start DATA

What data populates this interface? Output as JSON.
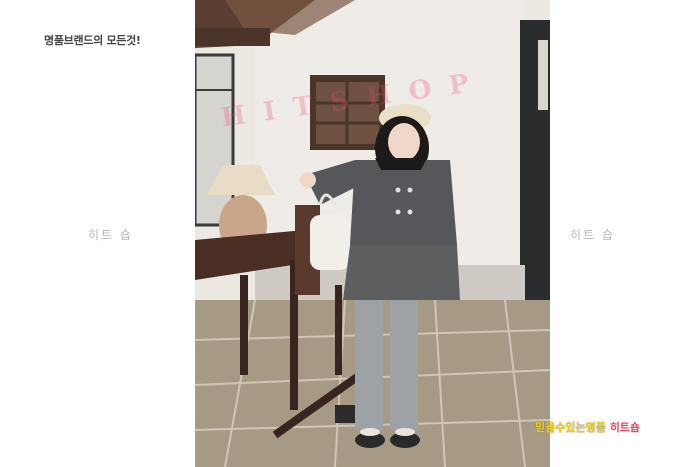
{
  "tagline": "명품브랜드의 모든것!",
  "side_watermark_left": "히트 숍",
  "side_watermark_right": "히트 숍",
  "photo_watermark": "HITSHOP",
  "footer": {
    "slogan": "믿을수있는명품",
    "brand": "히트숍"
  },
  "colors": {
    "slogan": "#f3d21a",
    "brand": "#e8475c",
    "watermark": "#f0506e"
  }
}
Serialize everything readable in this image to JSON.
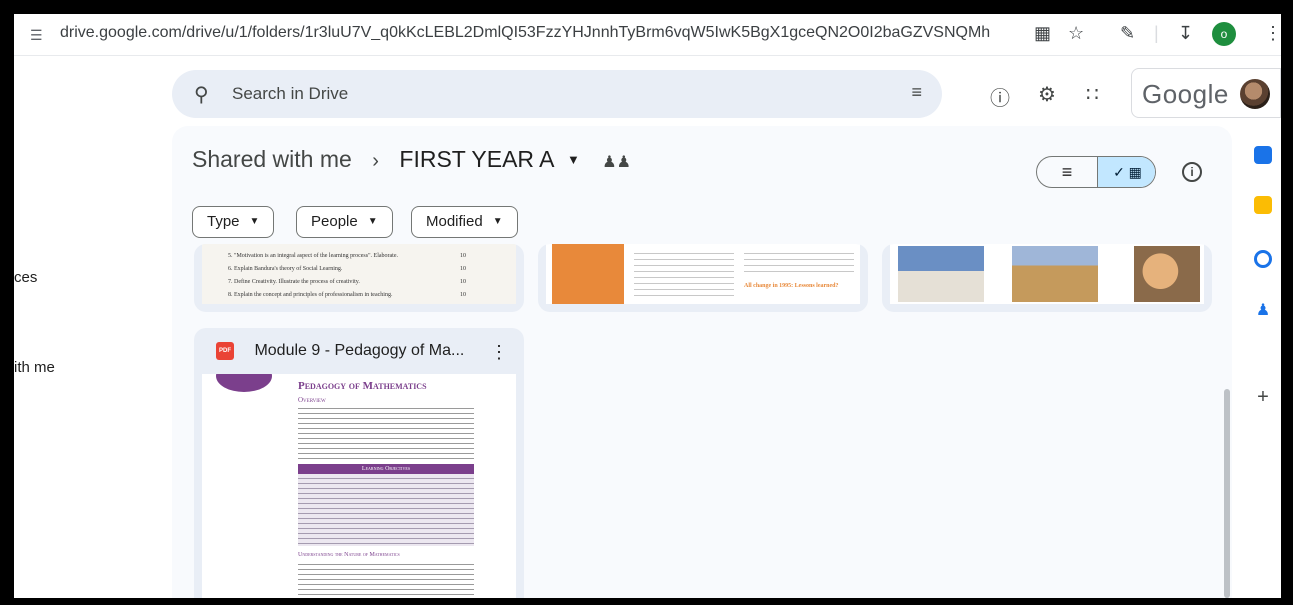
{
  "browser": {
    "url": "drive.google.com/drive/u/1/folders/1r3luU7V_q0kKcLEBL2DmlQI53FzzYHJnnhTyBrm6vqW5IwK5BgX1gceQN2O0I2baGZVSNQMh",
    "profile_initial": "o"
  },
  "search": {
    "placeholder": "Search in Drive"
  },
  "header": {
    "brand": "Google"
  },
  "nav": {
    "item_a": "ces",
    "item_b": "ith me"
  },
  "breadcrumb": {
    "parent": "Shared with me",
    "current": "FIRST YEAR A"
  },
  "filters": {
    "type": "Type",
    "people": "People",
    "modified": "Modified"
  },
  "files": [
    {
      "name": "Module 9 - Pedagogy of Ma...",
      "preview_title": "Pedagogy of Mathematics",
      "preview_overview": "Overview",
      "preview_objectives": "Learning Objectives",
      "preview_section": "Understanding the Nature of Mathematics"
    }
  ],
  "card1_lines": [
    "5.  \"Motivation is an integral aspect of the learning process\". Elaborate.",
    "6.  Explain Bandura's theory of Social Learning.",
    "7.  Define Creativity. Illustrate the process of creativity.",
    "8.  Explain the concept and principles of professionalism in teaching."
  ],
  "card1_marks": [
    "10",
    "10",
    "10",
    "10"
  ],
  "card2_heading": "All change in 1995: Lessons learned?",
  "colors": {
    "accent": "#c2e7ff",
    "pdf_red": "#ea4335",
    "purple": "#7b3f8c"
  }
}
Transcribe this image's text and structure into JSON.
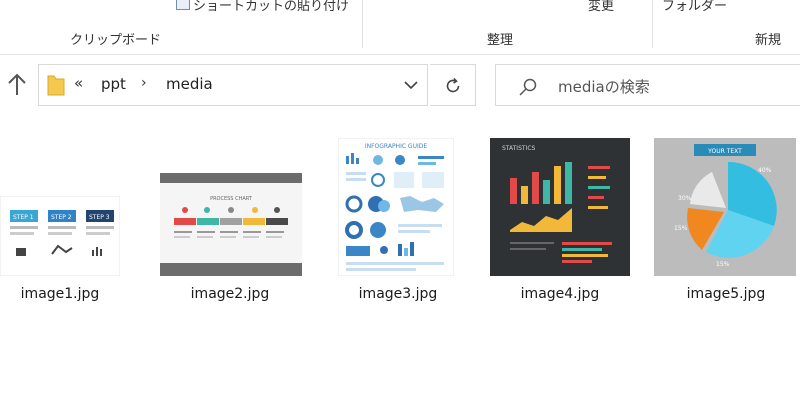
{
  "ribbon": {
    "top_cut_label": "ショートカットの貼り付け",
    "change_label": "変更",
    "folder_label": "フォルダー",
    "groups": {
      "clipboard": "クリップボード",
      "organize": "整理",
      "new": "新規"
    }
  },
  "address": {
    "overflow": "«",
    "crumbs": [
      "ppt",
      "media"
    ],
    "separator": "›"
  },
  "search": {
    "placeholder": "mediaの検索"
  },
  "files": [
    {
      "name": "image1.jpg"
    },
    {
      "name": "image2.jpg"
    },
    {
      "name": "image3.jpg"
    },
    {
      "name": "image4.jpg"
    },
    {
      "name": "image5.jpg"
    }
  ],
  "thumbnails": {
    "image1": {
      "steps": [
        "STEP 1",
        "STEP 2",
        "STEP 3"
      ]
    },
    "image2": {
      "title": "PROCESS CHART"
    },
    "image3": {
      "title": "INFOGRAPHIC GUIDE"
    },
    "image4": {
      "title": "STATISTICS"
    },
    "image5": {
      "title": "YOUR TEXT",
      "labels": [
        "40%",
        "30%",
        "15%",
        "15%"
      ]
    }
  },
  "colors": {
    "accent_blue": "#0078d7",
    "folder_yellow": "#f3c84c"
  }
}
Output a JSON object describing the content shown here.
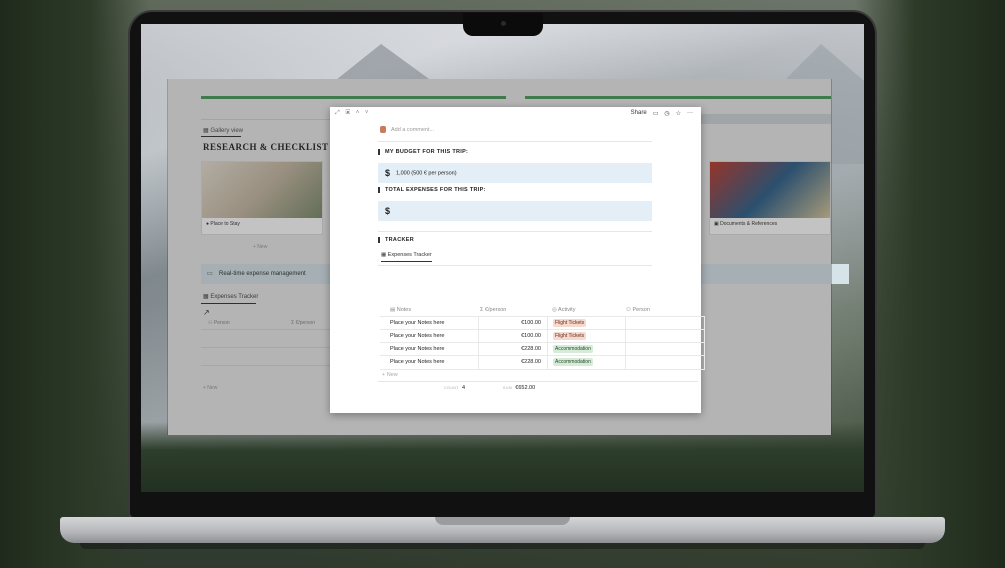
{
  "background_page": {
    "gallery_view_label": "Gallery view",
    "title": "RESEARCH & CHECKLIST",
    "cards": [
      {
        "caption": "Place to Stay"
      },
      {
        "caption": "Documents & References"
      }
    ],
    "new_label": "+ New",
    "callout": "Real-time expense management",
    "tracker_tab": "Expenses Tracker",
    "columns": [
      "Person",
      "€/person"
    ],
    "new_row": "+ New"
  },
  "modal": {
    "topbar": {
      "share_label": "Share"
    },
    "add_comment": "Add a comment...",
    "budget_heading": "MY BUDGET FOR THIS TRIP:",
    "budget_value": "1,000 (500 € per person)",
    "dollar_symbol": "$",
    "expenses_heading": "TOTAL EXPENSES FOR THIS TRIP:",
    "expenses_value": "",
    "tracker_heading": "TRACKER",
    "tracker_tab": "Expenses Tracker",
    "table": {
      "headers": [
        "Notes",
        "€/person",
        "Activity",
        "Person"
      ],
      "rows": [
        {
          "notes": "Place your Notes here",
          "eur": "€100.00",
          "activity": "Flight Tickets",
          "activity_type": "flight"
        },
        {
          "notes": "Place your Notes here",
          "eur": "€100.00",
          "activity": "Flight Tickets",
          "activity_type": "flight"
        },
        {
          "notes": "Place your Notes here",
          "eur": "€228.00",
          "activity": "Accommodation",
          "activity_type": "accom"
        },
        {
          "notes": "Place your Notes here",
          "eur": "€228.00",
          "activity": "Accommodation",
          "activity_type": "accom"
        }
      ],
      "new_row": "+ New",
      "count_label": "COUNT",
      "count_value": "4",
      "sum_label": "SUM",
      "sum_value": "€652.00"
    }
  },
  "colors": {
    "accent_green": "#4a9a5a",
    "money_box_bg": "#e3eef6",
    "flight_tag_bg": "#f4d9cf",
    "accommodation_tag_bg": "#d6ecd8"
  }
}
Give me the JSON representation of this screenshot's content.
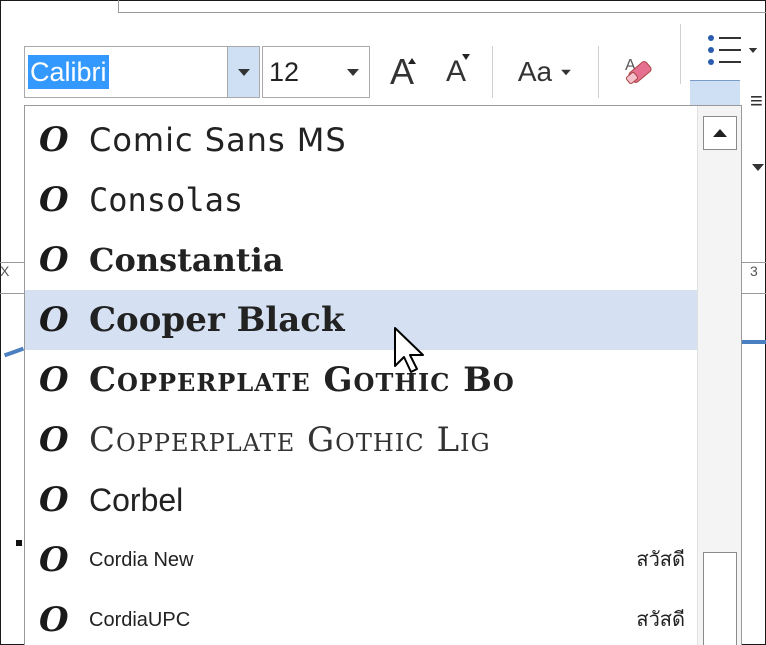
{
  "toolbar": {
    "font_name": "Calibri",
    "font_size": "12",
    "grow_label": "A",
    "shrink_label": "A",
    "change_case_label": "Aa",
    "colors": {
      "selection": "#3399ff",
      "arrow_bg": "#cfe0f4",
      "highlight": "#d5e1f2"
    }
  },
  "font_list": {
    "items": [
      {
        "name": "Comic Sans MS",
        "preview": ""
      },
      {
        "name": "Consolas",
        "preview": ""
      },
      {
        "name": "Constantia",
        "preview": ""
      },
      {
        "name": "Cooper Black",
        "preview": "",
        "selected": true
      },
      {
        "name": "Copperplate Gothic Bo",
        "preview": ""
      },
      {
        "name": "Copperplate Gothic Lig",
        "preview": ""
      },
      {
        "name": "Corbel",
        "preview": ""
      },
      {
        "name": "Cordia New",
        "preview": "สวัสดี"
      },
      {
        "name": "CordiaUPC",
        "preview": "สวัสดี"
      }
    ],
    "icon": "opentype-font-icon"
  },
  "background": {
    "ruler_left_glyph": "X",
    "ruler_right_glyph": "3"
  }
}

end DATA

*AIM OF THE TASK:*
Print the listing above in full, exactly as written. Omit any pictures.

*EXERCISE SOLUTION:*
What data populates this interface? Output as JSON.
{
  "tagline": "명품브랜드의 모든것!",
  "side_watermark_left": "히트 숍",
  "side_watermark_right": "히트 숍",
  "photo_watermark": "HITSHOP",
  "footer": {
    "slogan": "믿을수있는명품",
    "brand": "히트숍"
  },
  "colors": {
    "slogan": "#f3d21a",
    "brand": "#e8475c",
    "watermark": "#f0506e"
  }
}
Serialize everything readable in this image to JSON.
{
  "browser": {
    "url": "drive.google.com/drive/u/1/folders/1r3luU7V_q0kKcLEBL2DmlQI53FzzYHJnnhTyBrm6vqW5IwK5BgX1gceQN2O0I2baGZVSNQMh",
    "profile_initial": "o"
  },
  "search": {
    "placeholder": "Search in Drive"
  },
  "header": {
    "brand": "Google"
  },
  "nav": {
    "item_a": "ces",
    "item_b": "ith me"
  },
  "breadcrumb": {
    "parent": "Shared with me",
    "current": "FIRST YEAR A"
  },
  "filters": {
    "type": "Type",
    "people": "People",
    "modified": "Modified"
  },
  "files": [
    {
      "name": "Module 9 - Pedagogy of Ma...",
      "preview_title": "Pedagogy of Mathematics",
      "preview_overview": "Overview",
      "preview_objectives": "Learning Objectives",
      "preview_section": "Understanding the Nature of Mathematics"
    }
  ],
  "card1_lines": [
    "5.  \"Motivation is an integral aspect of the learning process\". Elaborate.",
    "6.  Explain Bandura's theory of Social Learning.",
    "7.  Define Creativity. Illustrate the process of creativity.",
    "8.  Explain the concept and principles of professionalism in teaching."
  ],
  "card1_marks": [
    "10",
    "10",
    "10",
    "10"
  ],
  "card2_heading": "All change in 1995: Lessons learned?",
  "colors": {
    "accent": "#c2e7ff",
    "pdf_red": "#ea4335",
    "purple": "#7b3f8c"
  }
}
Transcribe this image's text and structure into JSON.
{
  "ribbon": {
    "top_cut_label": "ショートカットの貼り付け",
    "change_label": "変更",
    "folder_label": "フォルダー",
    "groups": {
      "clipboard": "クリップボード",
      "organize": "整理",
      "new": "新規"
    }
  },
  "address": {
    "overflow": "«",
    "crumbs": [
      "ppt",
      "media"
    ],
    "separator": "›"
  },
  "search": {
    "placeholder": "mediaの検索"
  },
  "files": [
    {
      "name": "image1.jpg"
    },
    {
      "name": "image2.jpg"
    },
    {
      "name": "image3.jpg"
    },
    {
      "name": "image4.jpg"
    },
    {
      "name": "image5.jpg"
    }
  ],
  "thumbnails": {
    "image1": {
      "steps": [
        "STEP 1",
        "STEP 2",
        "STEP 3"
      ]
    },
    "image2": {
      "title": "PROCESS CHART"
    },
    "image3": {
      "title": "INFOGRAPHIC GUIDE"
    },
    "image4": {
      "title": "STATISTICS"
    },
    "image5": {
      "title": "YOUR TEXT",
      "labels": [
        "40%",
        "30%",
        "15%",
        "15%"
      ]
    }
  },
  "colors": {
    "accent_blue": "#0078d7",
    "folder_yellow": "#f3c84c"
  }
}
Output a JSON object describing the content shown here.
{
  "background_page": {
    "gallery_view_label": "Gallery view",
    "title": "RESEARCH & CHECKLIST",
    "cards": [
      {
        "caption": "Place to Stay"
      },
      {
        "caption": "Documents & References"
      }
    ],
    "new_label": "+ New",
    "callout": "Real-time expense management",
    "tracker_tab": "Expenses Tracker",
    "columns": [
      "Person",
      "€/person"
    ],
    "new_row": "+ New"
  },
  "modal": {
    "topbar": {
      "share_label": "Share"
    },
    "add_comment": "Add a comment...",
    "budget_heading": "MY BUDGET FOR THIS TRIP:",
    "budget_value": "1,000 (500 € per person)",
    "dollar_symbol": "$",
    "expenses_heading": "TOTAL EXPENSES FOR THIS TRIP:",
    "expenses_value": "",
    "tracker_heading": "TRACKER",
    "tracker_tab": "Expenses Tracker",
    "table": {
      "headers": [
        "Notes",
        "€/person",
        "Activity",
        "Person"
      ],
      "rows": [
        {
          "notes": "Place your Notes here",
          "eur": "€100.00",
          "activity": "Flight Tickets",
          "activity_type": "flight"
        },
        {
          "notes": "Place your Notes here",
          "eur": "€100.00",
          "activity": "Flight Tickets",
          "activity_type": "flight"
        },
        {
          "notes": "Place your Notes here",
          "eur": "€228.00",
          "activity": "Accommodation",
          "activity_type": "accom"
        },
        {
          "notes": "Place your Notes here",
          "eur": "€228.00",
          "activity": "Accommodation",
          "activity_type": "accom"
        }
      ],
      "new_row": "+ New",
      "count_label": "COUNT",
      "count_value": "4",
      "sum_label": "SUM",
      "sum_value": "€652.00"
    }
  },
  "colors": {
    "accent_green": "#4a9a5a",
    "money_box_bg": "#e3eef6",
    "flight_tag_bg": "#f4d9cf",
    "accommodation_tag_bg": "#d6ecd8"
  }
}
Give me the JSON representation of this screenshot's content.
{
  "toolbar": {
    "font_name": "Calibri",
    "font_size": "12",
    "grow_label": "A",
    "shrink_label": "A",
    "change_case_label": "Aa",
    "colors": {
      "selection": "#3399ff",
      "arrow_bg": "#cfe0f4",
      "highlight": "#d5e1f2"
    }
  },
  "font_list": {
    "items": [
      {
        "name": "Comic Sans MS",
        "preview": ""
      },
      {
        "name": "Consolas",
        "preview": ""
      },
      {
        "name": "Constantia",
        "preview": ""
      },
      {
        "name": "Cooper Black",
        "preview": "",
        "selected": true
      },
      {
        "name": "Copperplate Gothic Bo",
        "preview": ""
      },
      {
        "name": "Copperplate Gothic Lig",
        "preview": ""
      },
      {
        "name": "Corbel",
        "preview": ""
      },
      {
        "name": "Cordia New",
        "preview": "สวัสดี"
      },
      {
        "name": "CordiaUPC",
        "preview": "สวัสดี"
      }
    ],
    "icon": "opentype-font-icon"
  },
  "background": {
    "ruler_left_glyph": "X",
    "ruler_right_glyph": "3"
  }
}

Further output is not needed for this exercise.